:: Data for this task ::

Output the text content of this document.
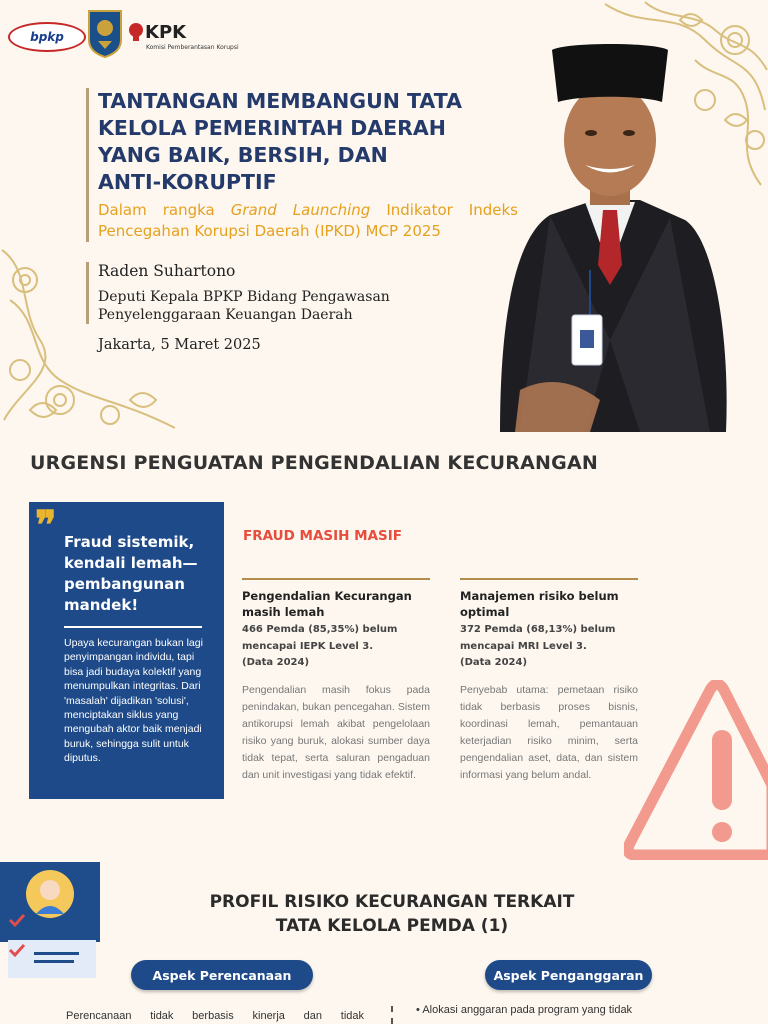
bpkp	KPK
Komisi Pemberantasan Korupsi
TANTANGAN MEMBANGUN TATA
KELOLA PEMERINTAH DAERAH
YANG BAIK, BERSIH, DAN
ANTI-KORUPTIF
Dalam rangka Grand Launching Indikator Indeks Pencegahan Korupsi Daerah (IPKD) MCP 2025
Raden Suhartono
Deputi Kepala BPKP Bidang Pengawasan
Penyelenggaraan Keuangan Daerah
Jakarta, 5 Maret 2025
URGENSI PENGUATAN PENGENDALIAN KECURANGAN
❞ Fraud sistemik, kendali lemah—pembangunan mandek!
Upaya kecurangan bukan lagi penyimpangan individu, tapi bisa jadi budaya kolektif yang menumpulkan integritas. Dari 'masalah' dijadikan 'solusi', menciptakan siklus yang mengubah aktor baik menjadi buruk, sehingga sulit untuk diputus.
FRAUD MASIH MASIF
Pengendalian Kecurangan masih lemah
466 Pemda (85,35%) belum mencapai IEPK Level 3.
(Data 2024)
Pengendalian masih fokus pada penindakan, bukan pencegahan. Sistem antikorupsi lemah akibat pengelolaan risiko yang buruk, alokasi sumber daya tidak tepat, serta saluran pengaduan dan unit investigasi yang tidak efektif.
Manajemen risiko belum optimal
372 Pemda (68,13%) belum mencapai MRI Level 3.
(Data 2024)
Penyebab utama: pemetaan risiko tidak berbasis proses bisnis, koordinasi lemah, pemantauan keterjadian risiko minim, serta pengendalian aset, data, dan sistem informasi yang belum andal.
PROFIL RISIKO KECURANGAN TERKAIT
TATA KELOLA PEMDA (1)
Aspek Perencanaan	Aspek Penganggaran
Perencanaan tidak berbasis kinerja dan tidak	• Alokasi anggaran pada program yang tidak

:::
:: Data for this task ::

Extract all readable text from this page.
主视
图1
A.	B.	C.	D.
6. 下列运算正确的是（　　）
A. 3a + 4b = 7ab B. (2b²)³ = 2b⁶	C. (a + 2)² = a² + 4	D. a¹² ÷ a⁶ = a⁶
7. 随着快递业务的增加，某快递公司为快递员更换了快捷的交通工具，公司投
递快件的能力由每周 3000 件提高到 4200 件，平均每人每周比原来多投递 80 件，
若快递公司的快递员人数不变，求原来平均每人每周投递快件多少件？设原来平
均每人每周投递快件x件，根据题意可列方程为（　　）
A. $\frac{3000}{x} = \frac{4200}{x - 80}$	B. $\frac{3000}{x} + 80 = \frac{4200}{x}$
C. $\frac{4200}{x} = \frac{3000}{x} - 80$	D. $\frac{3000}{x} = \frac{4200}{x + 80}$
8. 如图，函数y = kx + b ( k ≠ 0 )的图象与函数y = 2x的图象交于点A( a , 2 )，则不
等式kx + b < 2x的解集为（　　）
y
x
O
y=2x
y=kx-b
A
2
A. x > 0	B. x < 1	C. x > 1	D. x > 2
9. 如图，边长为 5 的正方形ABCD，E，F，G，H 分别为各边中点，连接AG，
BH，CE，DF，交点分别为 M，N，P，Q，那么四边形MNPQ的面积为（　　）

:::
:: Data for this task ::

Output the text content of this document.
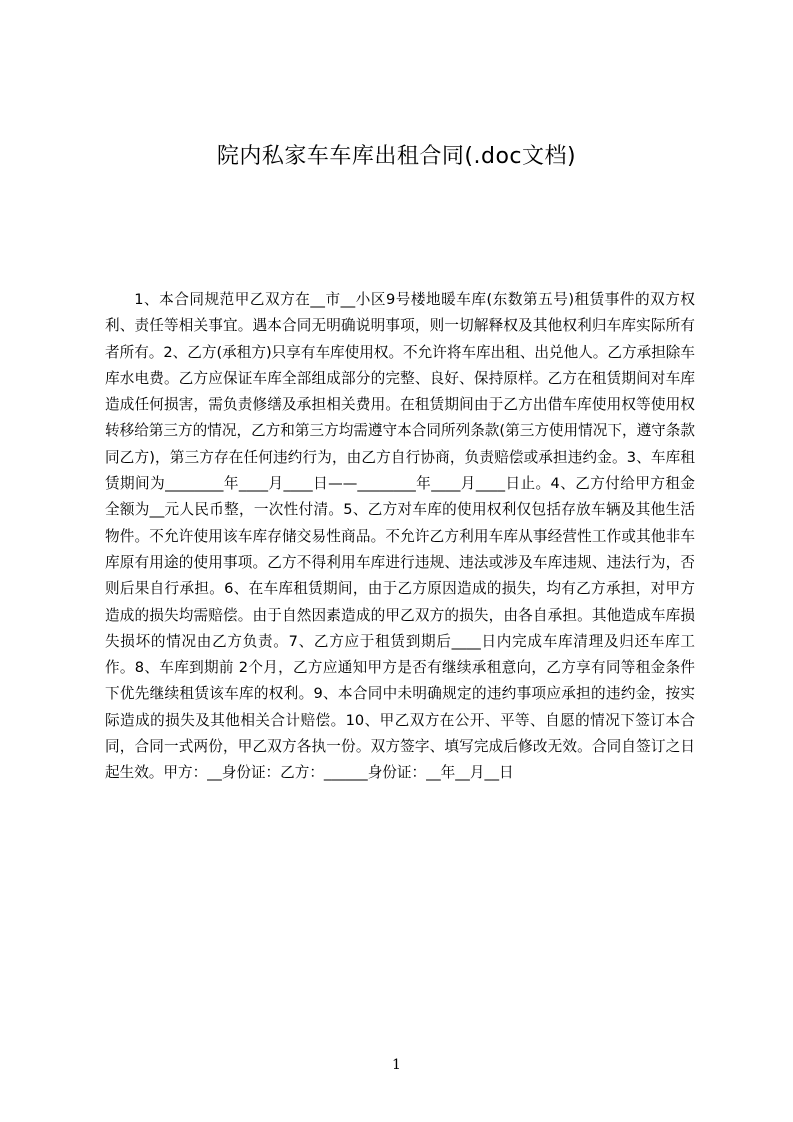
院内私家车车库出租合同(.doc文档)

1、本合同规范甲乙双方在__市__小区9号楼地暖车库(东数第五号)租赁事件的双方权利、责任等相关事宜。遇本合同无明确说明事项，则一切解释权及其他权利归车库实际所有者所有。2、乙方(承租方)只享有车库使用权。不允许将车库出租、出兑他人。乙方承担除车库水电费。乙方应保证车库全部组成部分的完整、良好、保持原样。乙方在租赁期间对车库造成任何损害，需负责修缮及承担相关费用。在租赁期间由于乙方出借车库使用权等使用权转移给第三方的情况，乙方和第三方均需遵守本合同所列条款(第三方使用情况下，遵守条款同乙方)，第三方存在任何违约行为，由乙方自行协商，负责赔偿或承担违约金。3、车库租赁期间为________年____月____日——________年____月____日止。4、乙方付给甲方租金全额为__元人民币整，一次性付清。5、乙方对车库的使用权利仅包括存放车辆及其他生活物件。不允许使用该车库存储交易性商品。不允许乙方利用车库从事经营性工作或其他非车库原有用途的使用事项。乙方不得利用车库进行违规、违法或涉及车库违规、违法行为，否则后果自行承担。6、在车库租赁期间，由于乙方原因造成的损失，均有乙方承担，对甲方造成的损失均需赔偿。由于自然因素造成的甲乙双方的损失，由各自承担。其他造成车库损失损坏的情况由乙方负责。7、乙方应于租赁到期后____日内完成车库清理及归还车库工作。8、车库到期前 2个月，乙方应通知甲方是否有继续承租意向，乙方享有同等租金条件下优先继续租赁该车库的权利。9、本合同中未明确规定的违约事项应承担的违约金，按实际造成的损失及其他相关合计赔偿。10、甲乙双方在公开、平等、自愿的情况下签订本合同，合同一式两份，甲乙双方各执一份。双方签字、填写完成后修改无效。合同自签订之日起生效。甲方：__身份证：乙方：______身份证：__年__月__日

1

:::

> Task directions: Search the entries for the word "Perencanaan", then list each line that holds it.

> Correct output:
Aspek Perencanaan	Aspek Penganggaran
Perencanaan tidak berbasis kinerja dan tidak	• Alokasi anggaran pada program yang tidak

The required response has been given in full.